**EXERCISE AIM:**
Extract each line holding the word "Generate" from the entries.

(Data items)
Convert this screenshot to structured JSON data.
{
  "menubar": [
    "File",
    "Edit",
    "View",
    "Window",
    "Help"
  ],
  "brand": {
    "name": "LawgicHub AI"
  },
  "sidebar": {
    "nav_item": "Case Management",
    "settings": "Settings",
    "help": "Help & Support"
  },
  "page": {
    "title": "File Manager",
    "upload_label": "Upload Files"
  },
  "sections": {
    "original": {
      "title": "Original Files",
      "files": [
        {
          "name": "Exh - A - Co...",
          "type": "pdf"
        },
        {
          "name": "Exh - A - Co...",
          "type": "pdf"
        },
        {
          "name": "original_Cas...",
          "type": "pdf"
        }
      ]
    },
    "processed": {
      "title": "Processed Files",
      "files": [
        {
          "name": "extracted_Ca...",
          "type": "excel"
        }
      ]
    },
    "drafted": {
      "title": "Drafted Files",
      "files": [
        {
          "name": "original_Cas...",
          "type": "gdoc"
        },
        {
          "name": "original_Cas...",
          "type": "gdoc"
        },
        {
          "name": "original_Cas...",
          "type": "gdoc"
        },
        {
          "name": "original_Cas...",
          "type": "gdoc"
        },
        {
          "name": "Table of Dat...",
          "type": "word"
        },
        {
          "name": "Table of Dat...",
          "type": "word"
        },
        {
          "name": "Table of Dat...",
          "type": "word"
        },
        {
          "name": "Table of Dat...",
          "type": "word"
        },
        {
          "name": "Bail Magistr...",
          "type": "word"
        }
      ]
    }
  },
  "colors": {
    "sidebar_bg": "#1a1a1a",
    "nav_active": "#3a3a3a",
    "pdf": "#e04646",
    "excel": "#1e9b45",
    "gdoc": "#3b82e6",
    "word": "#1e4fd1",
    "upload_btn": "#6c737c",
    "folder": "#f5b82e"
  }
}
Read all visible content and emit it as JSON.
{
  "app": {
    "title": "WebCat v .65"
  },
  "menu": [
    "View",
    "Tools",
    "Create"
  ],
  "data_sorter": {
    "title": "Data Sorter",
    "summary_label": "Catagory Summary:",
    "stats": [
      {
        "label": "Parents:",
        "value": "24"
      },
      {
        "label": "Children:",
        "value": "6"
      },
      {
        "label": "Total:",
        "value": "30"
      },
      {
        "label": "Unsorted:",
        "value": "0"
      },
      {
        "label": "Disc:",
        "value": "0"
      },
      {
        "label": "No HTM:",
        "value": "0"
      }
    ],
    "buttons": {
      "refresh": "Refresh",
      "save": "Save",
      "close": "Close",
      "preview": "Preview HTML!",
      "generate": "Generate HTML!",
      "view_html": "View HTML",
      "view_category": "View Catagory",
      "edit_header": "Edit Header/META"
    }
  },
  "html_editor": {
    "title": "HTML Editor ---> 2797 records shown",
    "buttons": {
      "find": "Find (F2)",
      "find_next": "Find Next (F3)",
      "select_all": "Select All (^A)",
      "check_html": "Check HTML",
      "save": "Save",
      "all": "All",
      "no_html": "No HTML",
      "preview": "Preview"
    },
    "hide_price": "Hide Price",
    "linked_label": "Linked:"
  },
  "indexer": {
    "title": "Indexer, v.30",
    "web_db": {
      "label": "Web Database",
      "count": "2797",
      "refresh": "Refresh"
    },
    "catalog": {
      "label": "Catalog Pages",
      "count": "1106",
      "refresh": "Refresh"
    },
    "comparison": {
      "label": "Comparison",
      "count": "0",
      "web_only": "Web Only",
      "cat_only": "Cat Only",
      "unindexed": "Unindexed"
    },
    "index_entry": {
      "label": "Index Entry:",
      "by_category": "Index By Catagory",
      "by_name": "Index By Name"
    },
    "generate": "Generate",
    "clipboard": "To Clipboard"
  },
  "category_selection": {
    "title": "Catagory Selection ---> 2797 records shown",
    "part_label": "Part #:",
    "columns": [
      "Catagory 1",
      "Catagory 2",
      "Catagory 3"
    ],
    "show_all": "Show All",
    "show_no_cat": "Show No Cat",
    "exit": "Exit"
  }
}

...

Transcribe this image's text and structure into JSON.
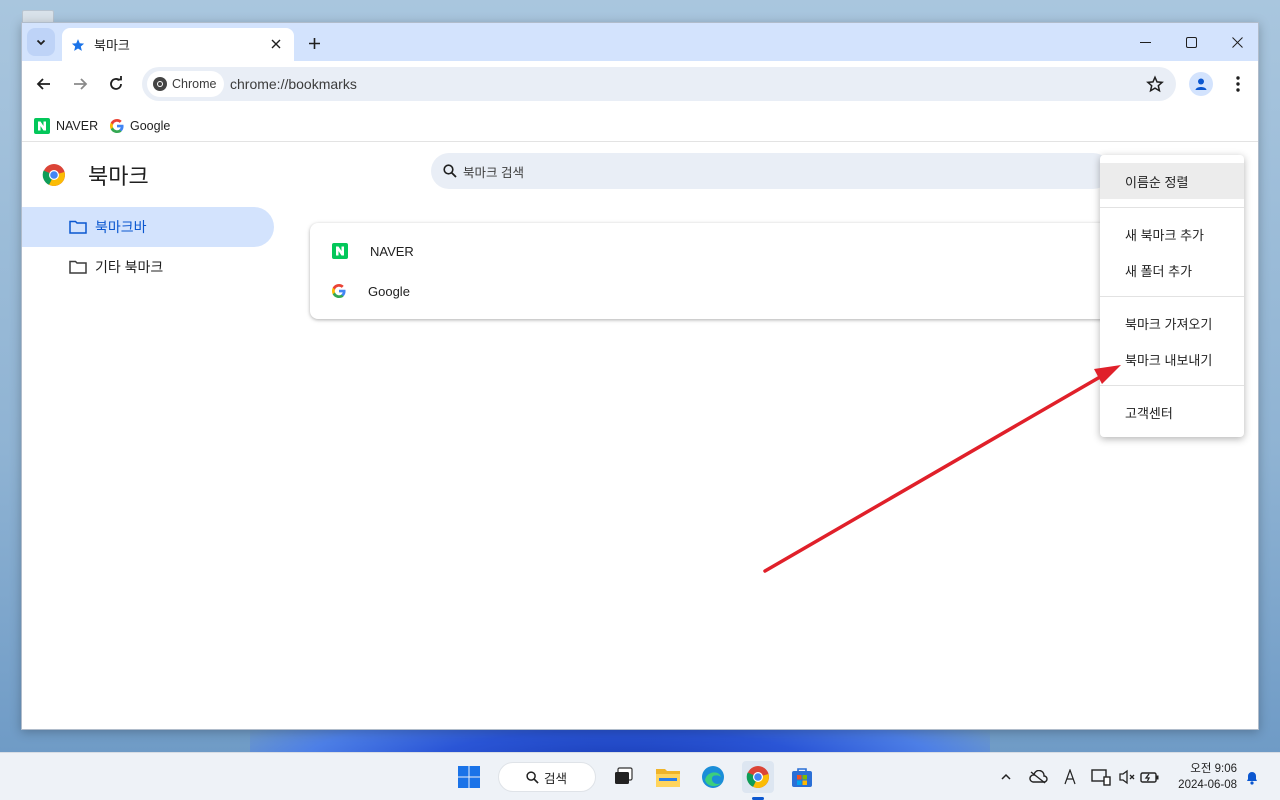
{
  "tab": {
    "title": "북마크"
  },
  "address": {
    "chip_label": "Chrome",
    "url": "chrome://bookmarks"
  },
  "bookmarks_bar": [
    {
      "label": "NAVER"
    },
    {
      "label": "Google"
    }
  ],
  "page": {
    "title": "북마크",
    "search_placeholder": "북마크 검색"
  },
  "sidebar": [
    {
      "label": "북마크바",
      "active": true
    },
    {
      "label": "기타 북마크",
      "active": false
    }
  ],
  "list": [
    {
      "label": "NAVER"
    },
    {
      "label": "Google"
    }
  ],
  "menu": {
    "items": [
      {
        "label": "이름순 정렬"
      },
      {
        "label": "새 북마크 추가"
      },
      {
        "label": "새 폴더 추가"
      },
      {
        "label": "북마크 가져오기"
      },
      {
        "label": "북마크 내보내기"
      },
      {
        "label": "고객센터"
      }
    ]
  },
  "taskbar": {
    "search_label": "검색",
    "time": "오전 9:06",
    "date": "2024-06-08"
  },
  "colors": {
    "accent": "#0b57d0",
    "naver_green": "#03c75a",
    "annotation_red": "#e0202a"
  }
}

**RESPONSE TO THIS EXERCISE:**
      "generate": "Generate HTML!",
    "generate": "Generate",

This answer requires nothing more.